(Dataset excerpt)
────

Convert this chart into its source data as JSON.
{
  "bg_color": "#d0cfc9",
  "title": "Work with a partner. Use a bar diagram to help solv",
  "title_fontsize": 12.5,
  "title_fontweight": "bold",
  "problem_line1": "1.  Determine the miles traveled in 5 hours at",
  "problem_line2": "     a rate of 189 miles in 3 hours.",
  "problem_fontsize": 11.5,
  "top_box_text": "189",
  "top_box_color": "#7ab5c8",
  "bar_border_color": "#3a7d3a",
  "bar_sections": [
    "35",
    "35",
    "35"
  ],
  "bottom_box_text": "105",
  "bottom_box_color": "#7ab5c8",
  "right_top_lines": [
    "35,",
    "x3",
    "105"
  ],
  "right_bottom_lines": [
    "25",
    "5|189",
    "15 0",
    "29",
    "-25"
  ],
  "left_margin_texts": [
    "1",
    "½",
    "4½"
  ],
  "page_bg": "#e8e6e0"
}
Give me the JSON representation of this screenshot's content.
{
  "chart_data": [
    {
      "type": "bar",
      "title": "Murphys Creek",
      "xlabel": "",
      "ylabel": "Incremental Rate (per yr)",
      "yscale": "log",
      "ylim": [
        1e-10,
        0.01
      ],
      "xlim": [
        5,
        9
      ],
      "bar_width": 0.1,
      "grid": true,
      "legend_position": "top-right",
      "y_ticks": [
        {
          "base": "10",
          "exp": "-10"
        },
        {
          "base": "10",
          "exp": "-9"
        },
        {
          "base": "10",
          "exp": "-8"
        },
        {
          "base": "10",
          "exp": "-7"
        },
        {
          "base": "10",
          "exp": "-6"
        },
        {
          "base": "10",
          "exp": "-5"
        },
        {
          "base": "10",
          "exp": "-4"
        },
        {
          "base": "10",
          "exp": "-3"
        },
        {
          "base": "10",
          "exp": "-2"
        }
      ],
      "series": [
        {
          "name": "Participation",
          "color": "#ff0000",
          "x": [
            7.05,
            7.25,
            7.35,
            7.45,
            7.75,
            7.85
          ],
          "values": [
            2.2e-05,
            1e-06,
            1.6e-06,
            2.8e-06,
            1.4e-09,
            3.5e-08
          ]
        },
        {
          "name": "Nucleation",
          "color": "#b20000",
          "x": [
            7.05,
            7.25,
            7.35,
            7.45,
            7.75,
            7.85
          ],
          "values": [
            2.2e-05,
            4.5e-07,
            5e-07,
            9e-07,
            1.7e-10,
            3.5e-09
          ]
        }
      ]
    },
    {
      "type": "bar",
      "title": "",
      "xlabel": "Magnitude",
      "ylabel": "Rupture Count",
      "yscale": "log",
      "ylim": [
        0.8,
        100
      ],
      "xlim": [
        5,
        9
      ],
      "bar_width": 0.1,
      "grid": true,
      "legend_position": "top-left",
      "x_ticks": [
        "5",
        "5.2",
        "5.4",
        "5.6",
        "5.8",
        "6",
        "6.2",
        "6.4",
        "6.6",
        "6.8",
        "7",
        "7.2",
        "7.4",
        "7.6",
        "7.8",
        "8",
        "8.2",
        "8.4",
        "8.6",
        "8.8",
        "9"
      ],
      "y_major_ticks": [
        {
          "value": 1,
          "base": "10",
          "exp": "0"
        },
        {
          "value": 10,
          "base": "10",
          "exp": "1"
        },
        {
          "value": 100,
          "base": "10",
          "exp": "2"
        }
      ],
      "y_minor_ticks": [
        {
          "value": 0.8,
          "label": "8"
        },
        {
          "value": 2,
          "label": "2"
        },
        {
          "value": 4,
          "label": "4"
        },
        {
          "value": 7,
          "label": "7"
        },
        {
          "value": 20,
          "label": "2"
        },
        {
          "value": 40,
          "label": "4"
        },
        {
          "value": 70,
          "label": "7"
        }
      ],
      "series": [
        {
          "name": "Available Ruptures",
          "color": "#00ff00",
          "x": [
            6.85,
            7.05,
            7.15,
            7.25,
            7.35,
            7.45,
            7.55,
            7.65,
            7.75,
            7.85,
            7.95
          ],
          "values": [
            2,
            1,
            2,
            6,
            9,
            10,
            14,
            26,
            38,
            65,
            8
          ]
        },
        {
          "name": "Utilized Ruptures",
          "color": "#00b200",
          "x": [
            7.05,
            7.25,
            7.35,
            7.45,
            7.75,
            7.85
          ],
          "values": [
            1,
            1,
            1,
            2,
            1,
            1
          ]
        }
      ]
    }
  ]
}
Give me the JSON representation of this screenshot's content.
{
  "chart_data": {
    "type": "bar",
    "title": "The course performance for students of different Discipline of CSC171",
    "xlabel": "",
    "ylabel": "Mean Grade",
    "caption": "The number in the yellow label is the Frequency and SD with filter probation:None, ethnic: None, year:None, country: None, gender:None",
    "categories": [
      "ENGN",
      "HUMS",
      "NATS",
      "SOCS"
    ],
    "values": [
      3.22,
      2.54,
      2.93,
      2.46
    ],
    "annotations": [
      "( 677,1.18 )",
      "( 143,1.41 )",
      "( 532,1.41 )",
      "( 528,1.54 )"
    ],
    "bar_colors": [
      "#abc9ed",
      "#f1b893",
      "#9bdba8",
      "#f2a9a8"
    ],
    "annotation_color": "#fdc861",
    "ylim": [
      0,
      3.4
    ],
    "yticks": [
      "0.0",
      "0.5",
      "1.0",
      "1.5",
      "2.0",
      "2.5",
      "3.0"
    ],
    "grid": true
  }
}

────

Among the lines of the data above, determine how many contain the word "ylabel". Report the number alone.

3